• _Short problem_
Reproduce exactly the lines beginning with the line that contains "What does this" and ending at the final line of the material below.

• _Input_
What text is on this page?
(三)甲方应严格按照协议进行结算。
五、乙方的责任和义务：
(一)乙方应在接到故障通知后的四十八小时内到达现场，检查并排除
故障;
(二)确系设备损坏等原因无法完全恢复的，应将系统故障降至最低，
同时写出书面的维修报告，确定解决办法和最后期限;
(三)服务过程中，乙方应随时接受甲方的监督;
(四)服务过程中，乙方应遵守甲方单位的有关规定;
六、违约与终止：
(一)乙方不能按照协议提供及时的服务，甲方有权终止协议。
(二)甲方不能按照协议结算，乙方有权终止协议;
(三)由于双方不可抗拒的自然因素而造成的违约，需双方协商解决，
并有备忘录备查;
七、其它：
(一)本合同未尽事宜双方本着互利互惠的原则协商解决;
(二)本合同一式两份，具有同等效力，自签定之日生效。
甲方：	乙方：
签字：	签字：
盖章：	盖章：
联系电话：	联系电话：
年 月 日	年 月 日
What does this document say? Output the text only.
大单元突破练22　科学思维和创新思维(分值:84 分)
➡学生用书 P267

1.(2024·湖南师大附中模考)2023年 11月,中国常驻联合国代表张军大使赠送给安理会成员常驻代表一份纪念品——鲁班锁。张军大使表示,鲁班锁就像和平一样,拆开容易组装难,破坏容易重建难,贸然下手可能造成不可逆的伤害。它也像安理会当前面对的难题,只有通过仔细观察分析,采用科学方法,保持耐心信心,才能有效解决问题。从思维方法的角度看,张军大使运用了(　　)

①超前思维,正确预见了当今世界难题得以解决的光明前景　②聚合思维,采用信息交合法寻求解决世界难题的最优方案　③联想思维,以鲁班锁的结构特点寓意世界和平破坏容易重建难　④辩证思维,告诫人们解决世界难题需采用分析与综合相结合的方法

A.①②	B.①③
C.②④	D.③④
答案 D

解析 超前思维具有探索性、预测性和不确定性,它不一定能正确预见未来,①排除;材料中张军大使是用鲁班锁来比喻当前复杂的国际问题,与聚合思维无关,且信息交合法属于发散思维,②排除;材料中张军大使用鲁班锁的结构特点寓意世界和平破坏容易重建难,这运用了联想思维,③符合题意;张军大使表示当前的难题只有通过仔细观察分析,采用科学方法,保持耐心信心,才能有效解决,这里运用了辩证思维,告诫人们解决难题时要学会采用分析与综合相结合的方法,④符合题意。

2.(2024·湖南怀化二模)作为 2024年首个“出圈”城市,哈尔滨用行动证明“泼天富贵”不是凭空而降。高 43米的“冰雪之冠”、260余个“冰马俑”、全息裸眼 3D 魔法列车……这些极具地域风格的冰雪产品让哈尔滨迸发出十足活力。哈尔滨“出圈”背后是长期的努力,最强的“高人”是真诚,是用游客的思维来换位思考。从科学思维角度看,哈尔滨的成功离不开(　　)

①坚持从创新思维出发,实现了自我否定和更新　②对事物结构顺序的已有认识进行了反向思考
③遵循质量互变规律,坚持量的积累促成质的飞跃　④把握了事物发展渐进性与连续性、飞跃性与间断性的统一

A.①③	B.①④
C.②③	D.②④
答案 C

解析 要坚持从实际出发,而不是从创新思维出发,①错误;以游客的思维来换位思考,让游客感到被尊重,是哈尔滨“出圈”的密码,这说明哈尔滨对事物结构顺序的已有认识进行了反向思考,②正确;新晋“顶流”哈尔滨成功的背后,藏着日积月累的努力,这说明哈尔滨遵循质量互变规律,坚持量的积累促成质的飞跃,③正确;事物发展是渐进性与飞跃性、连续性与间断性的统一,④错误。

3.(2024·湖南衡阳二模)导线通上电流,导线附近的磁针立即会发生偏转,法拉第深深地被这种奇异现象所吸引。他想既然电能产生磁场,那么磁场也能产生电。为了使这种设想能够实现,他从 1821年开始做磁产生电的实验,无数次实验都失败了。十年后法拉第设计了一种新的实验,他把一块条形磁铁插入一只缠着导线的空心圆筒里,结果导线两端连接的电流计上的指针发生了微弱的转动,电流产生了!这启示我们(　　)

• _Solved problem_
What does this document say? Output the text only.
大单元突破练22　科学思维和创新思维(分值:84 分)
➡学生用书 P267

1.(2024·湖南师大附中模考)2023年 11月,中国常驻联合国代表张军大使赠送给安理会成员常驻代表一份纪念品——鲁班锁。张军大使表示,鲁班锁就像和平一样,拆开容易组装难,破坏容易重建难,贸然下手可能造成不可逆的伤害。它也像安理会当前面对的难题,只有通过仔细观察分析,采用科学方法,保持耐心信心,才能有效解决问题。从思维方法的角度看,张军大使运用了(　　)

①超前思维,正确预见了当今世界难题得以解决的光明前景　②聚合思维,采用信息交合法寻求解决世界难题的最优方案　③联想思维,以鲁班锁的结构特点寓意世界和平破坏容易重建难　④辩证思维,告诫人们解决世界难题需采用分析与综合相结合的方法

A.①②	B.①③
C.②④	D.③④
答案 D

解析 超前思维具有探索性、预测性和不确定性,它不一定能正确预见未来,①排除;材料中张军大使是用鲁班锁来比喻当前复杂的国际问题,与聚合思维无关,且信息交合法属于发散思维,②排除;材料中张军大使用鲁班锁的结构特点寓意世界和平破坏容易重建难,这运用了联想思维,③符合题意;张军大使表示当前的难题只有通过仔细观察分析,采用科学方法,保持耐心信心,才能有效解决,这里运用了辩证思维,告诫人们解决难题时要学会采用分析与综合相结合的方法,④符合题意。

2.(2024·湖南怀化二模)作为 2024年首个“出圈”城市,哈尔滨用行动证明“泼天富贵”不是凭空而降。高 43米的“冰雪之冠”、260余个“冰马俑”、全息裸眼 3D 魔法列车……这些极具地域风格的冰雪产品让哈尔滨迸发出十足活力。哈尔滨“出圈”背后是长期的努力,最强的“高人”是真诚,是用游客的思维来换位思考。从科学思维角度看,哈尔滨的成功离不开(　　)

①坚持从创新思维出发,实现了自我否定和更新　②对事物结构顺序的已有认识进行了反向思考
③遵循质量互变规律,坚持量的积累促成质的飞跃　④把握了事物发展渐进性与连续性、飞跃性与间断性的统一

A.①③	B.①④
C.②③	D.②④
答案 C

解析 要坚持从实际出发,而不是从创新思维出发,①错误;以游客的思维来换位思考,让游客感到被尊重,是哈尔滨“出圈”的密码,这说明哈尔滨对事物结构顺序的已有认识进行了反向思考,②正确;新晋“顶流”哈尔滨成功的背后,藏着日积月累的努力,这说明哈尔滨遵循质量互变规律,坚持量的积累促成质的飞跃,③正确;事物发展是渐进性与飞跃性、连续性与间断性的统一,④错误。

3.(2024·湖南衡阳二模)导线通上电流,导线附近的磁针立即会发生偏转,法拉第深深地被这种奇异现象所吸引。他想既然电能产生磁场,那么磁场也能产生电。为了使这种设想能够实现,他从 1821年开始做磁产生电的实验,无数次实验都失败了。十年后法拉第设计了一种新的实验,他把一块条形磁铁插入一只缠着导线的空心圆筒里,结果导线两端连接的电流计上的指针发生了微弱的转动,电流产生了!这启示我们(　　)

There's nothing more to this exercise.